::: Stored rows

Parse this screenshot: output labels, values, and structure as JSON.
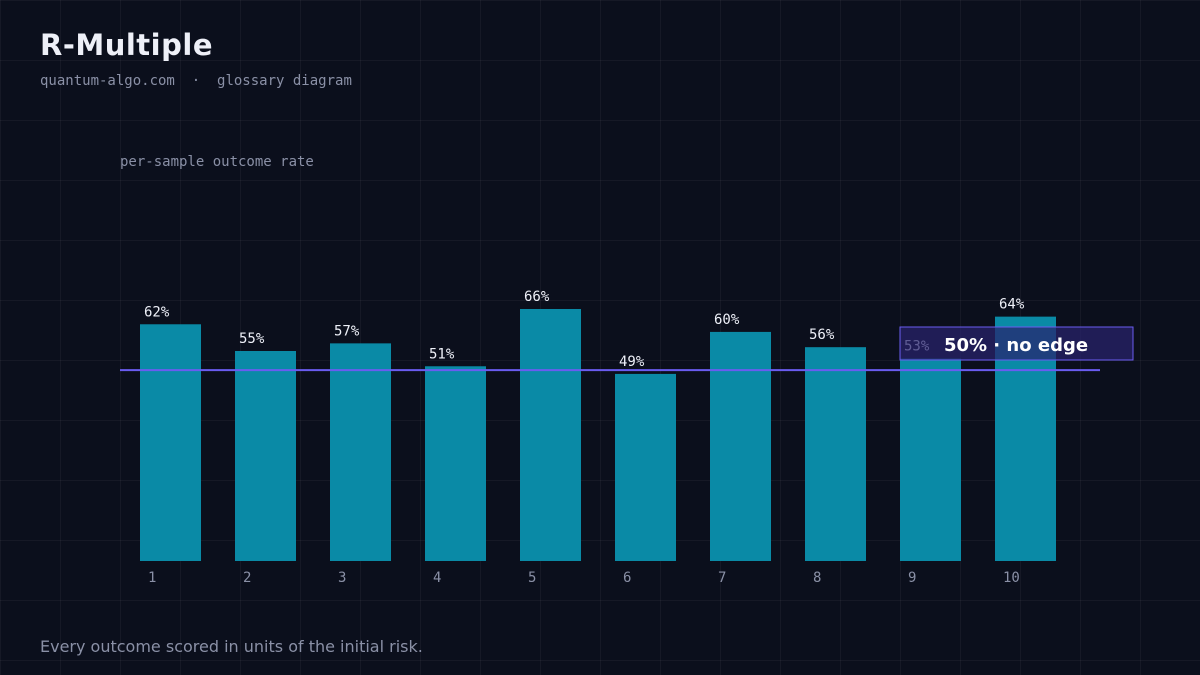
{
  "header": {
    "title": "R-Multiple",
    "site": "quantum-algo.com",
    "separator": "·",
    "kind": "glossary diagram"
  },
  "footer": {
    "caption": "Every outcome scored in units of the initial risk."
  },
  "colors": {
    "background": "#0b0f1c",
    "bar": "#0a8aa6",
    "reference_line": "#6a5cf0",
    "text": "#eef0f8",
    "muted": "#8a90a6"
  },
  "chart_data": {
    "type": "bar",
    "ylabel": "per-sample outcome rate",
    "categories": [
      "1",
      "2",
      "3",
      "4",
      "5",
      "6",
      "7",
      "8",
      "9",
      "10"
    ],
    "values": [
      62,
      55,
      57,
      51,
      66,
      49,
      60,
      56,
      53,
      64
    ],
    "value_suffix": "%",
    "ylim": [
      0,
      66
    ],
    "grid": true,
    "reference_line": {
      "value": 50,
      "label": "50% · no edge"
    }
  }
}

::::::

Write the listing out a second time exactly, dropping all images.

**Correct result:**
Parse this screenshot: output labels, values, and structure as JSON.
{
  "header": {
    "title": "R-Multiple",
    "site": "quantum-algo.com",
    "separator": "·",
    "kind": "glossary diagram"
  },
  "footer": {
    "caption": "Every outcome scored in units of the initial risk."
  },
  "colors": {
    "background": "#0b0f1c",
    "bar": "#0a8aa6",
    "reference_line": "#6a5cf0",
    "text": "#eef0f8",
    "muted": "#8a90a6"
  },
  "chart_data": {
    "type": "bar",
    "ylabel": "per-sample outcome rate",
    "categories": [
      "1",
      "2",
      "3",
      "4",
      "5",
      "6",
      "7",
      "8",
      "9",
      "10"
    ],
    "values": [
      62,
      55,
      57,
      51,
      66,
      49,
      60,
      56,
      53,
      64
    ],
    "value_suffix": "%",
    "ylim": [
      0,
      66
    ],
    "grid": true,
    "reference_line": {
      "value": 50,
      "label": "50% · no edge"
    }
  }
}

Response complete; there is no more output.